* _What this task involves_
The finished copy should hold every entry exactly as given, and no pictures.

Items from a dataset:

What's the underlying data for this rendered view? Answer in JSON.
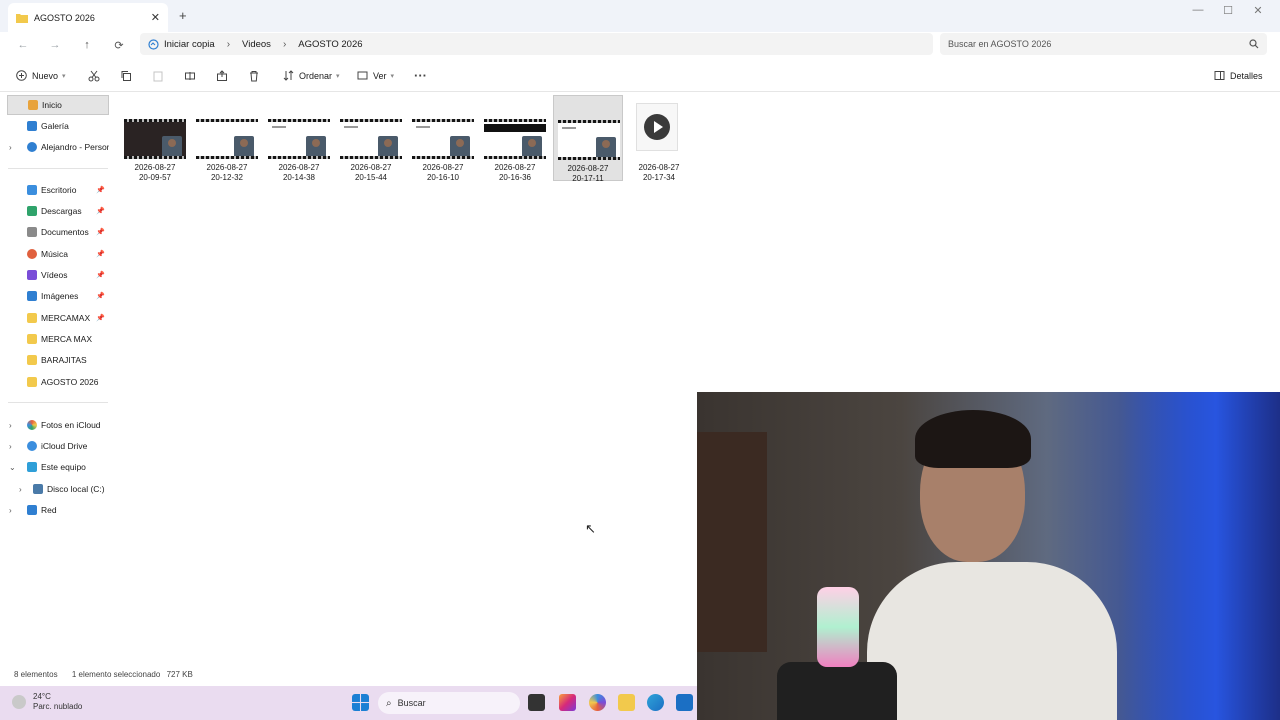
{
  "window": {
    "tab_title": "AGOSTO 2026",
    "new_tab": "+",
    "close": "✕",
    "controls": [
      "—",
      "☐",
      "✕"
    ]
  },
  "nav": {
    "back": "←",
    "forward": "→",
    "up": "↑",
    "refresh": "⟳",
    "breadcrumb": [
      "Iniciar copia",
      "Videos",
      "AGOSTO 2026"
    ],
    "search_placeholder": "Buscar en AGOSTO 2026"
  },
  "toolbar": {
    "new_label": "Nuevo",
    "sort_label": "Ordenar",
    "view_label": "Ver",
    "more": "···",
    "details_label": "Detalles"
  },
  "sidebar": {
    "items": [
      {
        "label": "Inicio",
        "icon": "home-icon",
        "color": "#e8a33c"
      },
      {
        "label": "Galería",
        "icon": "gallery-icon",
        "color": "#2f7fd1"
      },
      {
        "label": "Alejandro - Personal",
        "icon": "onedrive-icon",
        "color": "#2f7fd1"
      },
      {
        "label": "Escritorio",
        "icon": "desktop-icon",
        "color": "#3b8ede"
      },
      {
        "label": "Descargas",
        "icon": "download-icon",
        "color": "#2fa36b"
      },
      {
        "label": "Documentos",
        "icon": "document-icon",
        "color": "#8a8a8a"
      },
      {
        "label": "Música",
        "icon": "music-icon",
        "color": "#e0603e"
      },
      {
        "label": "Vídeos",
        "icon": "video-icon",
        "color": "#7a4dd8"
      },
      {
        "label": "Imágenes",
        "icon": "image-icon",
        "color": "#2f7fd1"
      },
      {
        "label": "MERCAMAX",
        "icon": "folder-icon",
        "color": "#f2c94c"
      },
      {
        "label": "MERCA MAX",
        "icon": "folder-icon",
        "color": "#f2c94c"
      },
      {
        "label": "BARAJITAS",
        "icon": "folder-icon",
        "color": "#f2c94c"
      },
      {
        "label": "AGOSTO 2026",
        "icon": "folder-icon",
        "color": "#f2c94c"
      },
      {
        "label": "Fotos en iCloud",
        "icon": "icloud-photos-icon",
        "color": "#e6603e"
      },
      {
        "label": "iCloud Drive",
        "icon": "icloud-drive-icon",
        "color": "#3b8ede"
      },
      {
        "label": "Este equipo",
        "icon": "computer-icon",
        "color": "#2f9fd8"
      },
      {
        "label": "Disco local (C:)",
        "icon": "drive-icon",
        "color": "#4a7aa8"
      },
      {
        "label": "Red",
        "icon": "network-icon",
        "color": "#2f7fd1"
      }
    ]
  },
  "files": [
    {
      "line1": "2026-08-27",
      "line2": "20-09-57"
    },
    {
      "line1": "2026-08-27",
      "line2": "20-12-32"
    },
    {
      "line1": "2026-08-27",
      "line2": "20-14-38"
    },
    {
      "line1": "2026-08-27",
      "line2": "20-15-44"
    },
    {
      "line1": "2026-08-27",
      "line2": "20-16-10"
    },
    {
      "line1": "2026-08-27",
      "line2": "20-16-36"
    },
    {
      "line1": "2026-08-27",
      "line2": "20-17-11"
    },
    {
      "line1": "2026-08-27",
      "line2": "20-17-34"
    }
  ],
  "status": {
    "count": "8 elementos",
    "selection": "1 elemento seleccionado",
    "size": "727 KB"
  },
  "taskbar": {
    "temperature": "24°C",
    "condition": "Parc. nublado",
    "search_label": "Buscar"
  }
}
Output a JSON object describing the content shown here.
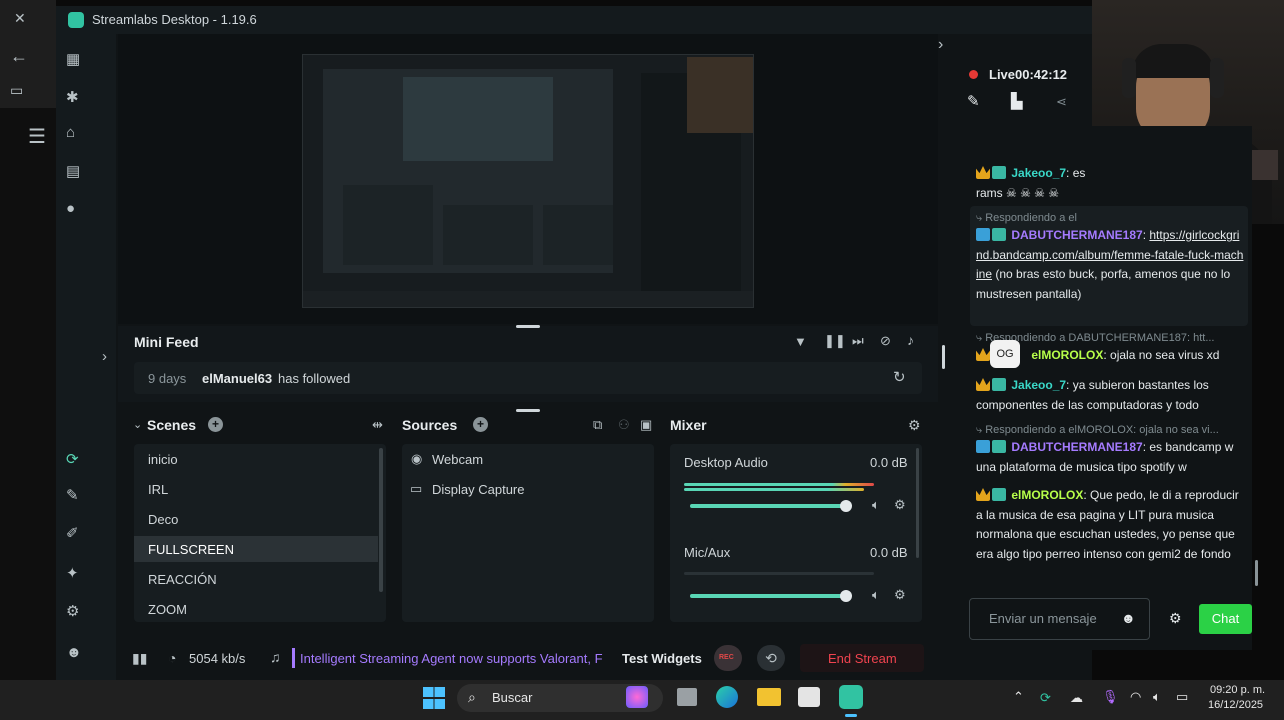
{
  "app": {
    "title": "Streamlabs Desktop - 1.19.6"
  },
  "stream": {
    "live_label": "Live",
    "timer": "00:42:12",
    "bitrate": "5054 kb/s"
  },
  "minifeed": {
    "title": "Mini Feed",
    "event": {
      "time": "9 days",
      "user": "elManuel63",
      "action": "has followed"
    }
  },
  "scenes": {
    "title": "Scenes",
    "items": [
      "inicio",
      "IRL",
      "Deco",
      "FULLSCREEN",
      "REACCIÓN",
      "ZOOM"
    ],
    "selected": "FULLSCREEN"
  },
  "sources": {
    "title": "Sources",
    "items": [
      "Webcam",
      "Display Capture"
    ]
  },
  "mixer": {
    "title": "Mixer",
    "channels": [
      {
        "name": "Desktop Audio",
        "db": "0.0 dB",
        "volume": 0.85
      },
      {
        "name": "Mic/Aux",
        "db": "0.0 dB",
        "volume": 0.85
      }
    ]
  },
  "footer": {
    "ticker": "Intelligent Streaming Agent now supports Valorant, F",
    "test_widgets": "Test Widgets",
    "rec": "REC",
    "end_stream": "End Stream"
  },
  "chat": {
    "partial_top": {
      "user": "Jakeoo_7",
      "text": "es",
      "line2": "rams ☠ ☠ ☠ ☠"
    },
    "messages": [
      {
        "reply": "Respondiendo a el",
        "user": "DABUTCHERMANE187",
        "user_color": "#a57bff",
        "link": "https://girlcockgrind.bandcamp.com/album/femme-fatale-fuck-machine",
        "text": " (no bras esto buck, porfa, amenos que no lo mustresen pantalla)"
      },
      {
        "reply": "Respondiendo a DABUTCHERMANE187: htt...",
        "user": "elMOROLOX",
        "user_color": "#b7ff4a",
        "text": "ojala no sea virus xd",
        "tooltip": "OG"
      },
      {
        "user": "Jakeoo_7",
        "user_color": "#3ad8c8",
        "text": "ya subieron bastantes los componentes de las computadoras y todo"
      },
      {
        "reply": "Respondiendo a elMOROLOX: ojala no sea vi...",
        "user": "DABUTCHERMANE187",
        "user_color": "#a57bff",
        "text": "es bandcamp w una plataforma de musica tipo spotify w"
      },
      {
        "user": "elMOROLOX",
        "user_color": "#b7ff4a",
        "text": "Que pedo, le di a reproducir a la musica de esa pagina y LIT pura musica normalona que escuchan ustedes, yo pense que era algo tipo perreo intenso con gemi2 de fondo"
      }
    ],
    "input_placeholder": "Enviar un mensaje",
    "send_label": "Chat"
  },
  "taskbar": {
    "search_placeholder": "Buscar",
    "time": "09:20 p. m.",
    "date": "16/12/2025"
  },
  "colors": {
    "accent": "#31c3a2",
    "chat_button": "#2bd146",
    "end_stream": "#f0434f",
    "live_dot": "#e53935"
  }
}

* _Task solution_
What's the underlying data for this rendered view? Answer in JSON.
{
  "window": {
    "tab_title": "AGOSTO 2026",
    "new_tab": "+",
    "close": "✕",
    "controls": [
      "—",
      "☐",
      "✕"
    ]
  },
  "nav": {
    "back": "←",
    "forward": "→",
    "up": "↑",
    "refresh": "⟳",
    "breadcrumb": [
      "Iniciar copia",
      "Videos",
      "AGOSTO 2026"
    ],
    "search_placeholder": "Buscar en AGOSTO 2026"
  },
  "toolbar": {
    "new_label": "Nuevo",
    "sort_label": "Ordenar",
    "view_label": "Ver",
    "more": "···",
    "details_label": "Detalles"
  },
  "sidebar": {
    "items": [
      {
        "label": "Inicio",
        "icon": "home-icon",
        "color": "#e8a33c"
      },
      {
        "label": "Galería",
        "icon": "gallery-icon",
        "color": "#2f7fd1"
      },
      {
        "label": "Alejandro - Personal",
        "icon": "onedrive-icon",
        "color": "#2f7fd1"
      },
      {
        "label": "Escritorio",
        "icon": "desktop-icon",
        "color": "#3b8ede"
      },
      {
        "label": "Descargas",
        "icon": "download-icon",
        "color": "#2fa36b"
      },
      {
        "label": "Documentos",
        "icon": "document-icon",
        "color": "#8a8a8a"
      },
      {
        "label": "Música",
        "icon": "music-icon",
        "color": "#e0603e"
      },
      {
        "label": "Vídeos",
        "icon": "video-icon",
        "color": "#7a4dd8"
      },
      {
        "label": "Imágenes",
        "icon": "image-icon",
        "color": "#2f7fd1"
      },
      {
        "label": "MERCAMAX",
        "icon": "folder-icon",
        "color": "#f2c94c"
      },
      {
        "label": "MERCA MAX",
        "icon": "folder-icon",
        "color": "#f2c94c"
      },
      {
        "label": "BARAJITAS",
        "icon": "folder-icon",
        "color": "#f2c94c"
      },
      {
        "label": "AGOSTO 2026",
        "icon": "folder-icon",
        "color": "#f2c94c"
      },
      {
        "label": "Fotos en iCloud",
        "icon": "icloud-photos-icon",
        "color": "#e6603e"
      },
      {
        "label": "iCloud Drive",
        "icon": "icloud-drive-icon",
        "color": "#3b8ede"
      },
      {
        "label": "Este equipo",
        "icon": "computer-icon",
        "color": "#2f9fd8"
      },
      {
        "label": "Disco local (C:)",
        "icon": "drive-icon",
        "color": "#4a7aa8"
      },
      {
        "label": "Red",
        "icon": "network-icon",
        "color": "#2f7fd1"
      }
    ]
  },
  "files": [
    {
      "line1": "2026-08-27",
      "line2": "20-09-57"
    },
    {
      "line1": "2026-08-27",
      "line2": "20-12-32"
    },
    {
      "line1": "2026-08-27",
      "line2": "20-14-38"
    },
    {
      "line1": "2026-08-27",
      "line2": "20-15-44"
    },
    {
      "line1": "2026-08-27",
      "line2": "20-16-10"
    },
    {
      "line1": "2026-08-27",
      "line2": "20-16-36"
    },
    {
      "line1": "2026-08-27",
      "line2": "20-17-11"
    },
    {
      "line1": "2026-08-27",
      "line2": "20-17-34"
    }
  ],
  "status": {
    "count": "8 elementos",
    "selection": "1 elemento seleccionado",
    "size": "727 KB"
  },
  "taskbar": {
    "temperature": "24°C",
    "condition": "Parc. nublado",
    "search_label": "Buscar"
  }
}
Output a JSON object describing the content shown here.
{
  "app": {
    "title": "Streamlabs Desktop - 1.19.6"
  },
  "stream": {
    "live_label": "Live",
    "timer": "00:42:12",
    "bitrate": "5054 kb/s"
  },
  "minifeed": {
    "title": "Mini Feed",
    "event": {
      "time": "9 days",
      "user": "elManuel63",
      "action": "has followed"
    }
  },
  "scenes": {
    "title": "Scenes",
    "items": [
      "inicio",
      "IRL",
      "Deco",
      "FULLSCREEN",
      "REACCIÓN",
      "ZOOM"
    ],
    "selected": "FULLSCREEN"
  },
  "sources": {
    "title": "Sources",
    "items": [
      "Webcam",
      "Display Capture"
    ]
  },
  "mixer": {
    "title": "Mixer",
    "channels": [
      {
        "name": "Desktop Audio",
        "db": "0.0 dB",
        "volume": 0.85
      },
      {
        "name": "Mic/Aux",
        "db": "0.0 dB",
        "volume": 0.85
      }
    ]
  },
  "footer": {
    "ticker": "Intelligent Streaming Agent now supports Valorant, F",
    "test_widgets": "Test Widgets",
    "rec": "REC",
    "end_stream": "End Stream"
  },
  "chat": {
    "partial_top": {
      "user": "Jakeoo_7",
      "text": "es",
      "line2": "rams ☠ ☠ ☠ ☠"
    },
    "messages": [
      {
        "reply": "Respondiendo a el",
        "user": "DABUTCHERMANE187",
        "user_color": "#a57bff",
        "link": "https://girlcockgrind.bandcamp.com/album/femme-fatale-fuck-machine",
        "text": " (no bras esto buck, porfa, amenos que no lo mustresen pantalla)"
      },
      {
        "reply": "Respondiendo a DABUTCHERMANE187: htt...",
        "user": "elMOROLOX",
        "user_color": "#b7ff4a",
        "text": "ojala no sea virus xd",
        "tooltip": "OG"
      },
      {
        "user": "Jakeoo_7",
        "user_color": "#3ad8c8",
        "text": "ya subieron bastantes los componentes de las computadoras y todo"
      },
      {
        "reply": "Respondiendo a elMOROLOX: ojala no sea vi...",
        "user": "DABUTCHERMANE187",
        "user_color": "#a57bff",
        "text": "es bandcamp w una plataforma de musica tipo spotify w"
      },
      {
        "user": "elMOROLOX",
        "user_color": "#b7ff4a",
        "text": "Que pedo, le di a reproducir a la musica de esa pagina y LIT pura musica normalona que escuchan ustedes, yo pense que era algo tipo perreo intenso con gemi2 de fondo"
      }
    ],
    "input_placeholder": "Enviar un mensaje",
    "send_label": "Chat"
  },
  "taskbar": {
    "search_placeholder": "Buscar",
    "time": "09:20 p. m.",
    "date": "16/12/2025"
  },
  "colors": {
    "accent": "#31c3a2",
    "chat_button": "#2bd146",
    "end_stream": "#f0434f",
    "live_dot": "#e53935"
  }
}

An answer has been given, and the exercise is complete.